_Your objective_
How many lines of these entries include the string "language"? State the number alone.

++++ Dataset extract

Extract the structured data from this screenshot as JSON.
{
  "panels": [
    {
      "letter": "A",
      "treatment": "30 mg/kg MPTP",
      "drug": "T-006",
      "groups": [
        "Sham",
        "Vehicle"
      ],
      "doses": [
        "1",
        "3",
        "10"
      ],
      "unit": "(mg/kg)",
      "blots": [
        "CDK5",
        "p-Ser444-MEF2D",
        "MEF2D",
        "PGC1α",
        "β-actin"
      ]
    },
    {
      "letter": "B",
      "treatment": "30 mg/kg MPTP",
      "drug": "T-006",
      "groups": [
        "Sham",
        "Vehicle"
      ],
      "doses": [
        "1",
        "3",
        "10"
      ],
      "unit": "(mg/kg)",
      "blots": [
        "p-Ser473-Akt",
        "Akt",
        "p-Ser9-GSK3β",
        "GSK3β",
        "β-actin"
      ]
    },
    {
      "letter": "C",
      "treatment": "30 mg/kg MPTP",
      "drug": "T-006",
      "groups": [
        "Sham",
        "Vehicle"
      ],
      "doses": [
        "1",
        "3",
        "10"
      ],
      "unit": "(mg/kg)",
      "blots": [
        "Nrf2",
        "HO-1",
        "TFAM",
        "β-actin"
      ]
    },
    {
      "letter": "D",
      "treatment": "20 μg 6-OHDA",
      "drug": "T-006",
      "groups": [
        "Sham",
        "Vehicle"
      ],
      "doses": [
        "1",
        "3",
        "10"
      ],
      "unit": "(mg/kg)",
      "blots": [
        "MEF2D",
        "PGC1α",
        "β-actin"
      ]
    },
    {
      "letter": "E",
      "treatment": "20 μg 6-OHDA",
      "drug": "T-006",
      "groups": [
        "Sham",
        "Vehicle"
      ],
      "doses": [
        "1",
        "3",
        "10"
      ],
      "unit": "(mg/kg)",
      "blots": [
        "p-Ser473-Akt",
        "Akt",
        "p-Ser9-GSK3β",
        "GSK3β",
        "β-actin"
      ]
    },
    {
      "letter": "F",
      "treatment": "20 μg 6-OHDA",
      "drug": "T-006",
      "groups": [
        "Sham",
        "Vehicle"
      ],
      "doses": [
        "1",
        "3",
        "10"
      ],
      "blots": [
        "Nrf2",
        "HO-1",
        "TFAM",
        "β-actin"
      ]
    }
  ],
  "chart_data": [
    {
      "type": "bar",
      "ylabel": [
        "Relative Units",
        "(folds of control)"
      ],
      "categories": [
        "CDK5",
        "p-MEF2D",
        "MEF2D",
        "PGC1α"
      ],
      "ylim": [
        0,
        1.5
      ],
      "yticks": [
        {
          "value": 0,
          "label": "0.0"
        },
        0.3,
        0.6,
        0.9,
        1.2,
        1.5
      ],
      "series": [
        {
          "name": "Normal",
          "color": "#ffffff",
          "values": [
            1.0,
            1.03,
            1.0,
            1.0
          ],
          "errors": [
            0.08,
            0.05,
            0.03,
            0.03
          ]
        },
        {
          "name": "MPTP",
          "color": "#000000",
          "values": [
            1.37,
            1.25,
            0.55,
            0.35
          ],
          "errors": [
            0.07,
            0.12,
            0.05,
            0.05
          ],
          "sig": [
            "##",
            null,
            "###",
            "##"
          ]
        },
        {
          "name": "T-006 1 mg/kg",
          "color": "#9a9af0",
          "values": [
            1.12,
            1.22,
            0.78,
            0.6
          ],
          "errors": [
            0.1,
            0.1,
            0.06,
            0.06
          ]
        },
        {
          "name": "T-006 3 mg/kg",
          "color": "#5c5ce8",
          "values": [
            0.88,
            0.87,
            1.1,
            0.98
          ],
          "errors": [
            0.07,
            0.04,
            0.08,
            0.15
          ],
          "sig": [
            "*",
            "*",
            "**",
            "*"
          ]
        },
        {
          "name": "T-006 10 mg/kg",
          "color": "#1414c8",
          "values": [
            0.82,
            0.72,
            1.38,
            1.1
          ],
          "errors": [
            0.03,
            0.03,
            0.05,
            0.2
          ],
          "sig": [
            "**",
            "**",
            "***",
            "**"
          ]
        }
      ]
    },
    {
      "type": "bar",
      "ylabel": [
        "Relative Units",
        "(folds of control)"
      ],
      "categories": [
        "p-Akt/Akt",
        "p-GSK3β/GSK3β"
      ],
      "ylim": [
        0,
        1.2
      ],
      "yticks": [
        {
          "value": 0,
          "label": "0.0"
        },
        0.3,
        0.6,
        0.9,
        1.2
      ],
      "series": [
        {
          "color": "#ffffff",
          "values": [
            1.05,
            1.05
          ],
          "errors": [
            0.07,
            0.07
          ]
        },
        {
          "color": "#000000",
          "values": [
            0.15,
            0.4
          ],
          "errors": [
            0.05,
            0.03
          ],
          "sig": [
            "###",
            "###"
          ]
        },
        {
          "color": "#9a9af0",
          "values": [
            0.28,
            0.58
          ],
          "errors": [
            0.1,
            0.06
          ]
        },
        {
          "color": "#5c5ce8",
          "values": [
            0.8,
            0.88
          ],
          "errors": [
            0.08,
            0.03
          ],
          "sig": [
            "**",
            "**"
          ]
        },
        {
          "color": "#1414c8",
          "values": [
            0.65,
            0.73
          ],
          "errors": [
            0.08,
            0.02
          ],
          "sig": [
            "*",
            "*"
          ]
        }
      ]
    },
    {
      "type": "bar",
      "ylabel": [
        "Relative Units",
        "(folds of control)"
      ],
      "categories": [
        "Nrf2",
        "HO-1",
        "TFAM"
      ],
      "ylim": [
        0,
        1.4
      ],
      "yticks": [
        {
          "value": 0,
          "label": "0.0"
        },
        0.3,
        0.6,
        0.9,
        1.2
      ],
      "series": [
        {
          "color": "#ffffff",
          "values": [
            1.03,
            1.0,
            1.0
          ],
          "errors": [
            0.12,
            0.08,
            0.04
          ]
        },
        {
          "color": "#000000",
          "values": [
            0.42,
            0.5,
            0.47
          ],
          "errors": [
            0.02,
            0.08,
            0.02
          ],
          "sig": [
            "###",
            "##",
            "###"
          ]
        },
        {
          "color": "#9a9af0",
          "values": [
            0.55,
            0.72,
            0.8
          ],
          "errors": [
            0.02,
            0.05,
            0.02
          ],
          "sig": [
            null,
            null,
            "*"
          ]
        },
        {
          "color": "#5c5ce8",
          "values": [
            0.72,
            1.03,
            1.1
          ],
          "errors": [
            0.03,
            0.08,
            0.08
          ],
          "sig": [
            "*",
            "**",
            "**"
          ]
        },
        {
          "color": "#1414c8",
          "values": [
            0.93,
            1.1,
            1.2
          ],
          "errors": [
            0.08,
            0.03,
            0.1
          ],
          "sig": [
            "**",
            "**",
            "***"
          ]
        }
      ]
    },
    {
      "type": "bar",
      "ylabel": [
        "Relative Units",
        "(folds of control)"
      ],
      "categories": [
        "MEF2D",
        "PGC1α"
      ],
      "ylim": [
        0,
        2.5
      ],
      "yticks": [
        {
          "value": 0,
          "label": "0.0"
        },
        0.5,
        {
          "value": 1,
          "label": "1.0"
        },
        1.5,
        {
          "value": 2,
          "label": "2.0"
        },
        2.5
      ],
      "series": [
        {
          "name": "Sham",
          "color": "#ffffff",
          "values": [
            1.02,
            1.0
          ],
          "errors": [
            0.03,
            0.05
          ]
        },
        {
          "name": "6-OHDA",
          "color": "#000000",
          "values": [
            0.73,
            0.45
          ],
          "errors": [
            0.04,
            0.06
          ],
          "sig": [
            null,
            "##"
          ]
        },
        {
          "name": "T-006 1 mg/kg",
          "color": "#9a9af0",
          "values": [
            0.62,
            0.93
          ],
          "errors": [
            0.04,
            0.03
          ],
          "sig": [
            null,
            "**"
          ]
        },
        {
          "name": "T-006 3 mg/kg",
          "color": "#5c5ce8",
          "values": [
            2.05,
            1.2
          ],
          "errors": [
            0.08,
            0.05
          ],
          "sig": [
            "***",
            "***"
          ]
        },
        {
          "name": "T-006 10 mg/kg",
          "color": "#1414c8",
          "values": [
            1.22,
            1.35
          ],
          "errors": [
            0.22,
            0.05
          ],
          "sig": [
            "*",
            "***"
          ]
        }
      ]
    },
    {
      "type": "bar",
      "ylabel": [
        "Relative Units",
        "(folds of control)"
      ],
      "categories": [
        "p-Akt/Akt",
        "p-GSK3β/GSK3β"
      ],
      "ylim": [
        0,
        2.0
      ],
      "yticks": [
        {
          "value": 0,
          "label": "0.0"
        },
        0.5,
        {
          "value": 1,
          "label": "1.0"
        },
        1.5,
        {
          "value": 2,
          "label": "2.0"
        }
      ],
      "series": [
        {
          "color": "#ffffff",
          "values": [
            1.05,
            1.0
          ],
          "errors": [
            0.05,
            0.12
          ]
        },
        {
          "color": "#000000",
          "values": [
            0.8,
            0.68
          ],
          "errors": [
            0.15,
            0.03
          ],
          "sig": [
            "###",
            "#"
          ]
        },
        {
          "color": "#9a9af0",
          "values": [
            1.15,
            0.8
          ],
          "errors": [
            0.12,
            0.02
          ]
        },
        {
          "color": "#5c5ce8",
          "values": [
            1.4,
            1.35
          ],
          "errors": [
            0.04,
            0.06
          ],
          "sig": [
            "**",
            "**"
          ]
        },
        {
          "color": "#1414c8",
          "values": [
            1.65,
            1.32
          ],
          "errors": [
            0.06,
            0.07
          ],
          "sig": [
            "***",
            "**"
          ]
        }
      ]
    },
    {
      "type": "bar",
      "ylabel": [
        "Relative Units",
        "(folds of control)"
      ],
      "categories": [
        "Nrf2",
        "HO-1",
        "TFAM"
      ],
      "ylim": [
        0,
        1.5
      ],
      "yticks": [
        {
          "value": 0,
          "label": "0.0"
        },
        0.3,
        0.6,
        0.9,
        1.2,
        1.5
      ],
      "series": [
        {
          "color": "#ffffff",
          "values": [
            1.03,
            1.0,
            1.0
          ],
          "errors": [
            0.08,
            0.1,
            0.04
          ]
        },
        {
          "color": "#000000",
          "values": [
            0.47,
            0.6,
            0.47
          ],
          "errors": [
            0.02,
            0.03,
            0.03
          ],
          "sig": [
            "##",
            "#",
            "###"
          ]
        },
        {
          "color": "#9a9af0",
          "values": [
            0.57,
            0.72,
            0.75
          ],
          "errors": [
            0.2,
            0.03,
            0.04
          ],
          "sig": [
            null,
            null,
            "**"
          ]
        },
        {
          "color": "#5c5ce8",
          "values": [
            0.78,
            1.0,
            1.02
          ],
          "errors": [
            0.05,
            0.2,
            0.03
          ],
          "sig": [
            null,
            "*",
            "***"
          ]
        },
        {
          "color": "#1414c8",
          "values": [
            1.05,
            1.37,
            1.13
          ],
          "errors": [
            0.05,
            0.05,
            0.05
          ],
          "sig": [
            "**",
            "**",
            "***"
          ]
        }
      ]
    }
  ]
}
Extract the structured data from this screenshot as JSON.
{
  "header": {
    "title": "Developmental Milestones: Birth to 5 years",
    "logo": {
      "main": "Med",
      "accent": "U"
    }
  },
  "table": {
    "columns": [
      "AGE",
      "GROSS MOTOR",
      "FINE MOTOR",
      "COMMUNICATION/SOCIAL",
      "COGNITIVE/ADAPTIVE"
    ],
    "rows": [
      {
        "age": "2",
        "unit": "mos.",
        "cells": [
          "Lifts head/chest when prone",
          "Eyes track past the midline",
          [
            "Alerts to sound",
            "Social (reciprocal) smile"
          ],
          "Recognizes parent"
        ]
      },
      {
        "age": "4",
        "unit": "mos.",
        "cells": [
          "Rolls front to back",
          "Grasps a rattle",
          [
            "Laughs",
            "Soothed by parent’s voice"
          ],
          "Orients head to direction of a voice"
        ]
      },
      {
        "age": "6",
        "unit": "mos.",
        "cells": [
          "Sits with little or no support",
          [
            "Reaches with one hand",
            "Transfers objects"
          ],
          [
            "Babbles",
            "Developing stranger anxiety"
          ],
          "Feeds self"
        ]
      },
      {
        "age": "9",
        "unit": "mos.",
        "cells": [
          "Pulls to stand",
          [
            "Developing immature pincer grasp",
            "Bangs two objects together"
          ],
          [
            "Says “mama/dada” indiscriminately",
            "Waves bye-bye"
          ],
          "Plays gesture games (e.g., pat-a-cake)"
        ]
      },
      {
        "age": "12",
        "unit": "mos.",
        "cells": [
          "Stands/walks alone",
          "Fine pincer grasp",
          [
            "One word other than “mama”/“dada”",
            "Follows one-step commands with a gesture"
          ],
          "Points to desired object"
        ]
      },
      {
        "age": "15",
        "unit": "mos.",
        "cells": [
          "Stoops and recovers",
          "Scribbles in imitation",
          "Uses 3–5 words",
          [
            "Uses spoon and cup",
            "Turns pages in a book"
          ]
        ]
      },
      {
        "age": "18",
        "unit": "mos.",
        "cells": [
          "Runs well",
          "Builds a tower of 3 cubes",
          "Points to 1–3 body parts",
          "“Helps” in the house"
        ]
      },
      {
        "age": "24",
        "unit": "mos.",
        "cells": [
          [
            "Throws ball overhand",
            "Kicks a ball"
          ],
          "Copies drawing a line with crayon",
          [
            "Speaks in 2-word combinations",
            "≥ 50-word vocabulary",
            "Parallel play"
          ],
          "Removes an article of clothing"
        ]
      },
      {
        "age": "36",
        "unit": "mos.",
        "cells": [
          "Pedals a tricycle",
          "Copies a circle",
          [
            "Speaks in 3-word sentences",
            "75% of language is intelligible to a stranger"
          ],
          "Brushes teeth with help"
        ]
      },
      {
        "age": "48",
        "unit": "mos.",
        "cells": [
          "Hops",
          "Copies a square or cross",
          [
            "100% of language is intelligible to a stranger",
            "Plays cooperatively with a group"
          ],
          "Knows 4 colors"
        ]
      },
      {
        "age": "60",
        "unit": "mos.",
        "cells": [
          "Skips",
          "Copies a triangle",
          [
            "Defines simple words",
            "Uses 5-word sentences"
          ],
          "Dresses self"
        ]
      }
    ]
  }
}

++++++++

_Final result_
2